═════ DATA SUPPLIED

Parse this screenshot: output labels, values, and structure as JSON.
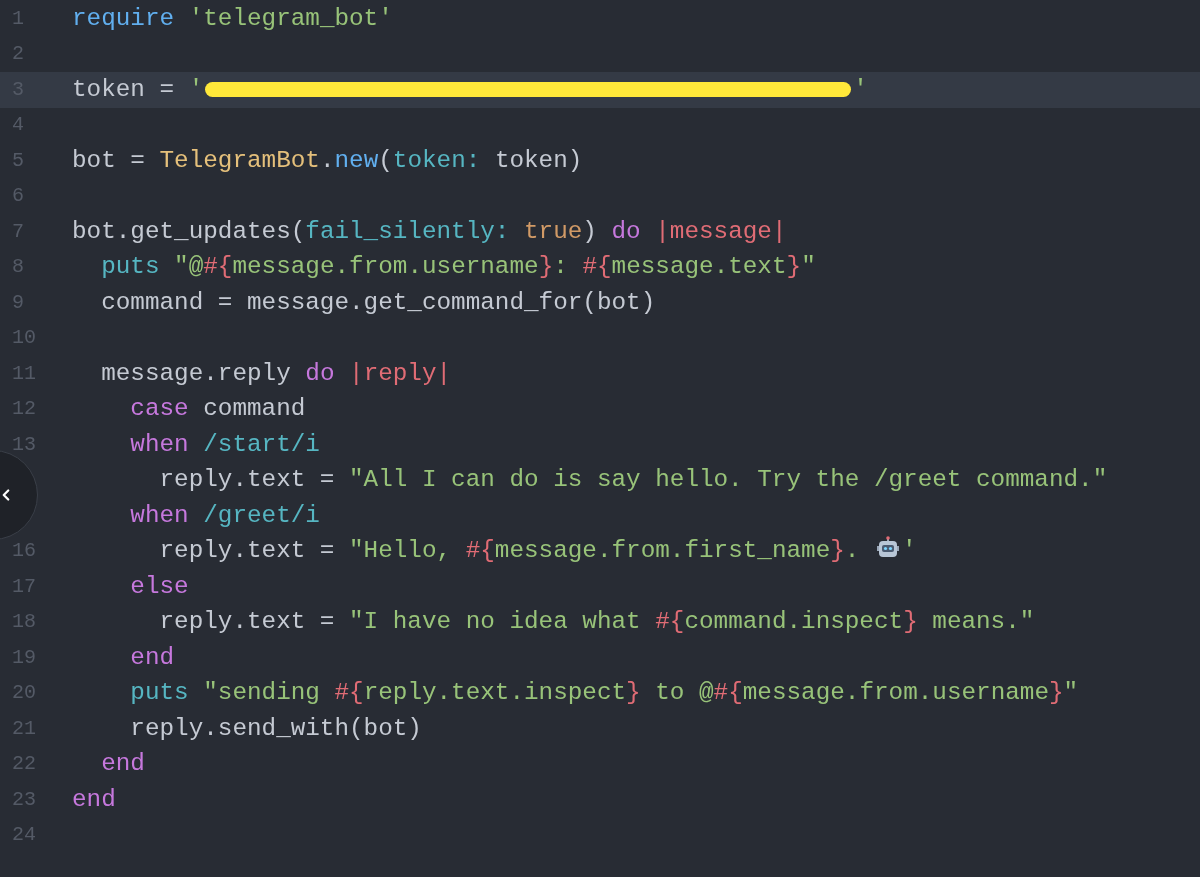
{
  "editor": {
    "lines": [
      {
        "number": "1",
        "current": false,
        "tokens": [
          {
            "kind": "function",
            "text": "require "
          },
          {
            "kind": "string",
            "text": "'telegram_bot'"
          }
        ]
      },
      {
        "number": "2",
        "current": false
      },
      {
        "number": "3",
        "current": true,
        "tokens": [
          {
            "kind": "plain",
            "text": "token = "
          },
          {
            "kind": "string",
            "text": "'"
          },
          {
            "kind": "redacted"
          },
          {
            "kind": "string",
            "text": "'"
          }
        ]
      },
      {
        "number": "4",
        "current": false
      },
      {
        "number": "5",
        "current": false,
        "tokens": [
          {
            "kind": "plain",
            "text": "bot = "
          },
          {
            "kind": "constant",
            "text": "TelegramBot"
          },
          {
            "kind": "plain",
            "text": "."
          },
          {
            "kind": "function",
            "text": "new"
          },
          {
            "kind": "plain",
            "text": "("
          },
          {
            "kind": "symbol",
            "text": "token:"
          },
          {
            "kind": "plain",
            "text": " token)"
          }
        ]
      },
      {
        "number": "6",
        "current": false
      },
      {
        "number": "7",
        "current": false,
        "tokens": [
          {
            "kind": "plain",
            "text": "bot.get_updates("
          },
          {
            "kind": "symbol",
            "text": "fail_silently: "
          },
          {
            "kind": "boolean",
            "text": "true"
          },
          {
            "kind": "plain",
            "text": ") "
          },
          {
            "kind": "keyword",
            "text": "do "
          },
          {
            "kind": "interpolation",
            "text": "|message|"
          }
        ]
      },
      {
        "number": "8",
        "current": false,
        "tokens": [
          {
            "kind": "symbol",
            "text": "  puts "
          },
          {
            "kind": "string",
            "text": "\"@"
          },
          {
            "kind": "interpolation",
            "text": "#{"
          },
          {
            "kind": "string",
            "text": "message.from.username"
          },
          {
            "kind": "interpolation",
            "text": "}"
          },
          {
            "kind": "string",
            "text": ": "
          },
          {
            "kind": "interpolation",
            "text": "#{"
          },
          {
            "kind": "string",
            "text": "message.text"
          },
          {
            "kind": "interpolation",
            "text": "}"
          },
          {
            "kind": "string",
            "text": "\""
          }
        ]
      },
      {
        "number": "9",
        "current": false,
        "tokens": [
          {
            "kind": "plain",
            "text": "  command = message.get_command_for(bot)"
          }
        ]
      },
      {
        "number": "10",
        "current": false
      },
      {
        "number": "11",
        "current": false,
        "tokens": [
          {
            "kind": "plain",
            "text": "  message.reply "
          },
          {
            "kind": "keyword",
            "text": "do "
          },
          {
            "kind": "interpolation",
            "text": "|reply|"
          }
        ]
      },
      {
        "number": "12",
        "current": false,
        "tokens": [
          {
            "kind": "keyword",
            "text": "    case"
          },
          {
            "kind": "plain",
            "text": " command"
          }
        ]
      },
      {
        "number": "13",
        "current": false,
        "tokens": [
          {
            "kind": "keyword",
            "text": "    when "
          },
          {
            "kind": "symbol",
            "text": "/start/i"
          }
        ]
      },
      {
        "current": false,
        "tokens": [
          {
            "kind": "plain",
            "text": "      reply.text = "
          },
          {
            "kind": "string",
            "text": "\"All I can do is say hello. Try the /greet command.\""
          }
        ]
      },
      {
        "current": false,
        "tokens": [
          {
            "kind": "keyword",
            "text": "    when "
          },
          {
            "kind": "symbol",
            "text": "/greet/i"
          }
        ]
      },
      {
        "number": "16",
        "current": false,
        "tokens": [
          {
            "kind": "plain",
            "text": "      reply.text = "
          },
          {
            "kind": "string",
            "text": "\"Hello, "
          },
          {
            "kind": "interpolation",
            "text": "#{"
          },
          {
            "kind": "string",
            "text": "message.from.first_name"
          },
          {
            "kind": "interpolation",
            "text": "}"
          },
          {
            "kind": "string",
            "text": ". "
          },
          {
            "kind": "emoji"
          },
          {
            "kind": "string",
            "text": "'"
          }
        ]
      },
      {
        "number": "17",
        "current": false,
        "tokens": [
          {
            "kind": "keyword",
            "text": "    else"
          }
        ]
      },
      {
        "number": "18",
        "current": false,
        "tokens": [
          {
            "kind": "plain",
            "text": "      reply.text = "
          },
          {
            "kind": "string",
            "text": "\"I have no idea what "
          },
          {
            "kind": "interpolation",
            "text": "#{"
          },
          {
            "kind": "string",
            "text": "command.inspect"
          },
          {
            "kind": "interpolation",
            "text": "}"
          },
          {
            "kind": "string",
            "text": " means.\""
          }
        ]
      },
      {
        "number": "19",
        "current": false,
        "tokens": [
          {
            "kind": "keyword",
            "text": "    end"
          }
        ]
      },
      {
        "number": "20",
        "current": false,
        "tokens": [
          {
            "kind": "symbol",
            "text": "    puts "
          },
          {
            "kind": "string",
            "text": "\"sending "
          },
          {
            "kind": "interpolation",
            "text": "#{"
          },
          {
            "kind": "string",
            "text": "reply.text.inspect"
          },
          {
            "kind": "interpolation",
            "text": "}"
          },
          {
            "kind": "string",
            "text": " to @"
          },
          {
            "kind": "interpolation",
            "text": "#{"
          },
          {
            "kind": "string",
            "text": "message.from.username"
          },
          {
            "kind": "interpolation",
            "text": "}"
          },
          {
            "kind": "string",
            "text": "\""
          }
        ]
      },
      {
        "number": "21",
        "current": false,
        "tokens": [
          {
            "kind": "plain",
            "text": "    reply.send_with(bot)"
          }
        ]
      },
      {
        "number": "22",
        "current": false,
        "tokens": [
          {
            "kind": "keyword",
            "text": "  end"
          }
        ]
      },
      {
        "number": "23",
        "current": false,
        "tokens": [
          {
            "kind": "keyword",
            "text": "end"
          }
        ]
      },
      {
        "number": "24",
        "current": false
      }
    ]
  }
}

══════════

## THE TASK
Copy out each line of the data containing the string "message".

## RESPONSE
            "text": "|message|"
            "text": "message.from.username"
            "text": "message.text"
            "text": "  command = message.get_command_for(bot)"
            "text": "  message.reply "
            "text": "message.from.first_name"
            "text": "message.from.username"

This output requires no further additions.